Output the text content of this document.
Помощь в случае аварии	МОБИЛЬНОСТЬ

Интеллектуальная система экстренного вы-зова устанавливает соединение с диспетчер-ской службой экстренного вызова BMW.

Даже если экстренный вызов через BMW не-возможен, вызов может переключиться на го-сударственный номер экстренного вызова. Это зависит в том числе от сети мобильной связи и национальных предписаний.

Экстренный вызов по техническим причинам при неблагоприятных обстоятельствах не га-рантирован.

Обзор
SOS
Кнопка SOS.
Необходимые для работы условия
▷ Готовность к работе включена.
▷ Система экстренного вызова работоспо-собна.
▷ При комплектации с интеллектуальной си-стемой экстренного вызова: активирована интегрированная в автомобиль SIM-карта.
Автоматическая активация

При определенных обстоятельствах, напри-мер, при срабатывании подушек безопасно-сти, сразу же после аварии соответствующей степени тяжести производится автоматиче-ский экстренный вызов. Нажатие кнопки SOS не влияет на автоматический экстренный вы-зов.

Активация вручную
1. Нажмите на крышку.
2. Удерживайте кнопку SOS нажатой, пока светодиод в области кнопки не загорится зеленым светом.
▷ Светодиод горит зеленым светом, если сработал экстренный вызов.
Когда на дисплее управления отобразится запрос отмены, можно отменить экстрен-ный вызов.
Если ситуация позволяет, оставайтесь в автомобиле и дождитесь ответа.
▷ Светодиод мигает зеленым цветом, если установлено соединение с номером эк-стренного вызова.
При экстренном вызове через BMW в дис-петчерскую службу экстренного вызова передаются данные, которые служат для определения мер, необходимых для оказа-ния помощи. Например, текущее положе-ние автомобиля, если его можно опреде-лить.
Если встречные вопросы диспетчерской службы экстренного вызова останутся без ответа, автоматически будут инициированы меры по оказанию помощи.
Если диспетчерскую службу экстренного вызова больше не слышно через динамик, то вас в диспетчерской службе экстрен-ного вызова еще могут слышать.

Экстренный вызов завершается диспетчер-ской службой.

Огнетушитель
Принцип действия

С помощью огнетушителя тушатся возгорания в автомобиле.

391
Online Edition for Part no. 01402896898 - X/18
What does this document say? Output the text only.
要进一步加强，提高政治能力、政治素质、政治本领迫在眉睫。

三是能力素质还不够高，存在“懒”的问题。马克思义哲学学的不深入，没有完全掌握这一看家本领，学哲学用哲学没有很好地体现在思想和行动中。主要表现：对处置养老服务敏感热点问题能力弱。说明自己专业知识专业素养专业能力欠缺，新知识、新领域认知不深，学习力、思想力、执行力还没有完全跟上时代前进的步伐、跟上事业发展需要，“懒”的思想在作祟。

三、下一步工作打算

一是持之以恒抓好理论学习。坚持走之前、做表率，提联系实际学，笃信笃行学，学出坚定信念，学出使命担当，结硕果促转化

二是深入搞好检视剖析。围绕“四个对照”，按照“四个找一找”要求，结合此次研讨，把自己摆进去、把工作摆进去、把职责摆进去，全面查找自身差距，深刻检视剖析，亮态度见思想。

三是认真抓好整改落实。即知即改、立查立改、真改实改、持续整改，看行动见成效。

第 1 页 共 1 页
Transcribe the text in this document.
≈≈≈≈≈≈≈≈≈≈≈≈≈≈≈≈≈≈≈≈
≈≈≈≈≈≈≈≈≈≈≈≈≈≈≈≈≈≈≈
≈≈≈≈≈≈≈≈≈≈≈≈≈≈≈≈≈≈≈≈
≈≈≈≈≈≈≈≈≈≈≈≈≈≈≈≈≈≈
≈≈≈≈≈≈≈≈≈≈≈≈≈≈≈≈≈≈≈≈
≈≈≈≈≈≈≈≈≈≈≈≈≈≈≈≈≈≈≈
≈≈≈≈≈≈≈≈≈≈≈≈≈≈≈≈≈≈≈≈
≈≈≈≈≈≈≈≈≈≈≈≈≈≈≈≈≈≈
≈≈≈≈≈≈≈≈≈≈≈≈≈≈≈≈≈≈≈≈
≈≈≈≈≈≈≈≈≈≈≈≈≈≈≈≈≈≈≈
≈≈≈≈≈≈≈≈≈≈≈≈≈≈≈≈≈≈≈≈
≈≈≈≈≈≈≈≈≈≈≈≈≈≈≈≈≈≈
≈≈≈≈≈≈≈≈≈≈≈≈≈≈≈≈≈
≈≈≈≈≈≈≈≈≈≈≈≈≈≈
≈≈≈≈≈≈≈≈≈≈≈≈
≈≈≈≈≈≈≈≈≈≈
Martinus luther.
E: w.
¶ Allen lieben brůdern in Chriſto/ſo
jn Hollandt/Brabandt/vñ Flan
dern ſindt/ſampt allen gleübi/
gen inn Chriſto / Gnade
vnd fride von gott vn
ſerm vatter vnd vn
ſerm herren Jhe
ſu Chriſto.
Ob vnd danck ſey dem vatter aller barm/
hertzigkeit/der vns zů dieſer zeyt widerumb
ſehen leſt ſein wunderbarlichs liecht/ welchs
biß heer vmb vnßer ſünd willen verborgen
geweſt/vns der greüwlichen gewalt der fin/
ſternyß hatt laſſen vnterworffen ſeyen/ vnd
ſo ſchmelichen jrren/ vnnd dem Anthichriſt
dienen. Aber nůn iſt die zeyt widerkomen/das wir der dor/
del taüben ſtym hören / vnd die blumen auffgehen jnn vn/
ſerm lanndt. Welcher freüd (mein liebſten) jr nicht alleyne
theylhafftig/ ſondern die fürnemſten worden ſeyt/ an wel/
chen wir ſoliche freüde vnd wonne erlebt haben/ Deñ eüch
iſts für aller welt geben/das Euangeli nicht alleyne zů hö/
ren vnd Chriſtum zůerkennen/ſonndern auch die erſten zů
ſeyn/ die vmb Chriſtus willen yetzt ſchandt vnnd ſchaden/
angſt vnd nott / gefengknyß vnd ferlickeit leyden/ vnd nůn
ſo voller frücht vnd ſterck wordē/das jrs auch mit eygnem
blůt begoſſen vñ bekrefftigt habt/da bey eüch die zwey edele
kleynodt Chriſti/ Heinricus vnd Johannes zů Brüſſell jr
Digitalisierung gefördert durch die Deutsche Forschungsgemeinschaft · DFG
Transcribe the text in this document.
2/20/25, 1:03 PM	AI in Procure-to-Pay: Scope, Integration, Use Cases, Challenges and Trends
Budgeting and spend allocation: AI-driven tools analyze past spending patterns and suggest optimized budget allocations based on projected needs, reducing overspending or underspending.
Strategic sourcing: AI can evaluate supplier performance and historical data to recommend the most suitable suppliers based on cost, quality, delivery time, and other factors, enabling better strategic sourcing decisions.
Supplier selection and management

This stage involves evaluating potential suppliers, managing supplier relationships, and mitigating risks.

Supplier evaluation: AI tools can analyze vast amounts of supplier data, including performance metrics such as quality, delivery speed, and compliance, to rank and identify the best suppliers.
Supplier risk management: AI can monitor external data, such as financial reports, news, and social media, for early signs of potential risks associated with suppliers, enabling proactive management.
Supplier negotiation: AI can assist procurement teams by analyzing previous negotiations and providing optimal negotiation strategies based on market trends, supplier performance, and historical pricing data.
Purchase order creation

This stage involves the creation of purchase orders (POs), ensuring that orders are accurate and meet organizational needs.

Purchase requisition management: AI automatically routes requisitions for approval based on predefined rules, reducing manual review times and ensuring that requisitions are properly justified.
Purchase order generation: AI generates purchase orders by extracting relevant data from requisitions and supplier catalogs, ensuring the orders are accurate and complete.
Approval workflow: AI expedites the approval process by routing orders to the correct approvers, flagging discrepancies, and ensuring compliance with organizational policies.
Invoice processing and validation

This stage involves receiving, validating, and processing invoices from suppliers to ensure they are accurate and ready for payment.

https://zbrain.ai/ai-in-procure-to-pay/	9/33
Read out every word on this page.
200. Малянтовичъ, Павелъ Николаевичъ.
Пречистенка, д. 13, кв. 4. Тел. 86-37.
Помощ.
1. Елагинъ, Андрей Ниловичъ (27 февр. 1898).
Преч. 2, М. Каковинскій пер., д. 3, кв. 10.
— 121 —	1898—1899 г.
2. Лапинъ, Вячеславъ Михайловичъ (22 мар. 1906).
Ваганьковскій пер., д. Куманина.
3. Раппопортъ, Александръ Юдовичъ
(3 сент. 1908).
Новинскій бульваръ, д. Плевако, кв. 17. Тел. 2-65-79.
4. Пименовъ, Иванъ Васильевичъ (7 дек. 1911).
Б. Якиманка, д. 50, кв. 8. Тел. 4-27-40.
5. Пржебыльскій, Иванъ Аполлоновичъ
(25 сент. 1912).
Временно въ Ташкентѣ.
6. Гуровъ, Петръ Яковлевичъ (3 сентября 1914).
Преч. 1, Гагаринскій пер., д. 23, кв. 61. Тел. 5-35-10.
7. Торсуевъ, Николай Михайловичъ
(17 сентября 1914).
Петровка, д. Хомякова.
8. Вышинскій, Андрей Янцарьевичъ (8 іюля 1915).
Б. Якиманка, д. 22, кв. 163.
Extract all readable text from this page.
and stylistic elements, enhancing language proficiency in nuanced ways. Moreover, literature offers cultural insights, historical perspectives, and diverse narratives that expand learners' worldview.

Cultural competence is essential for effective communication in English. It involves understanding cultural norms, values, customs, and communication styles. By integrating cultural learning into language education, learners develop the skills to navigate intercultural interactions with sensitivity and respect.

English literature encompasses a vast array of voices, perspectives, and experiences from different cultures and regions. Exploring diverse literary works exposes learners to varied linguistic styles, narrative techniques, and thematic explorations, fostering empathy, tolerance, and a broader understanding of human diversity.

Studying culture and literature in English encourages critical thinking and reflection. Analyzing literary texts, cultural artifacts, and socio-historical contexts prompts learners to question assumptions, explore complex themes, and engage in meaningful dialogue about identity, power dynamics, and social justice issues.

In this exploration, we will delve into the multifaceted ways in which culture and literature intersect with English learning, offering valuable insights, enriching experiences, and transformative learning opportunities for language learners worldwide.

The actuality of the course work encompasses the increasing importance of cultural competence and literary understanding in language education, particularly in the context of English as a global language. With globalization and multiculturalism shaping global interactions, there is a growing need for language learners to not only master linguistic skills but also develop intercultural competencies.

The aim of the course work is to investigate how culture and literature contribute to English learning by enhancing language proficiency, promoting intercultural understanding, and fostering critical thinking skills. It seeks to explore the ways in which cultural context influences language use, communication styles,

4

--

> Problem details
Pull out every line of the entries that includes the word "management".

> Response below
Supplier selection and management
Supplier risk management: AI can monitor external data, such as financial reports, news, and social media, for early signs of potential risks associated with suppliers, enabling proactive management.
Purchase requisition management: AI automatically routes requisitions for approval based on predefined rules, reducing manual review times and ensuring that requisitions are properly justified.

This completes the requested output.